═══ PROVIDED DATA ═══

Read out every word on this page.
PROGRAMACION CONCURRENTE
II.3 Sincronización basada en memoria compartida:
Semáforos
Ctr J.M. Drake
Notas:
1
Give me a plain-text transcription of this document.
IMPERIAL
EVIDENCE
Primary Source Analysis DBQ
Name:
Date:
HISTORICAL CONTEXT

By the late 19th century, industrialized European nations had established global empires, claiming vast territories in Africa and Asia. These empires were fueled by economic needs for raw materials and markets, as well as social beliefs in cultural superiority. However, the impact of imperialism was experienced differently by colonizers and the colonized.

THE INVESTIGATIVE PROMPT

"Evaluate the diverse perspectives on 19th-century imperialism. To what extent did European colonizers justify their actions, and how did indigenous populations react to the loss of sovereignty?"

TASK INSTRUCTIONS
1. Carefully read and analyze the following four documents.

═══

WORK TO BE COMPLETED |
Each record above should be returned exactly as it appears.

SOLVED EXERCISE |
Read out every word on this page.
PROGRAMACION CONCURRENTE
II.3 Sincronización basada en memoria compartida:
Semáforos
Ctr J.M. Drake
Notas:
1
Give me a plain-text transcription of this document.
IMPERIAL
EVIDENCE
Primary Source Analysis DBQ
Name:
Date:
HISTORICAL CONTEXT

By the late 19th century, industrialized European nations had established global empires, claiming vast territories in Africa and Asia. These empires were fueled by economic needs for raw materials and markets, as well as social beliefs in cultural superiority. However, the impact of imperialism was experienced differently by colonizers and the colonized.

THE INVESTIGATIVE PROMPT

"Evaluate the diverse perspectives on 19th-century imperialism. To what extent did European colonizers justify their actions, and how did indigenous populations react to the loss of sovereignty?"

TASK INSTRUCTIONS
1. Carefully read and analyze the following four documents.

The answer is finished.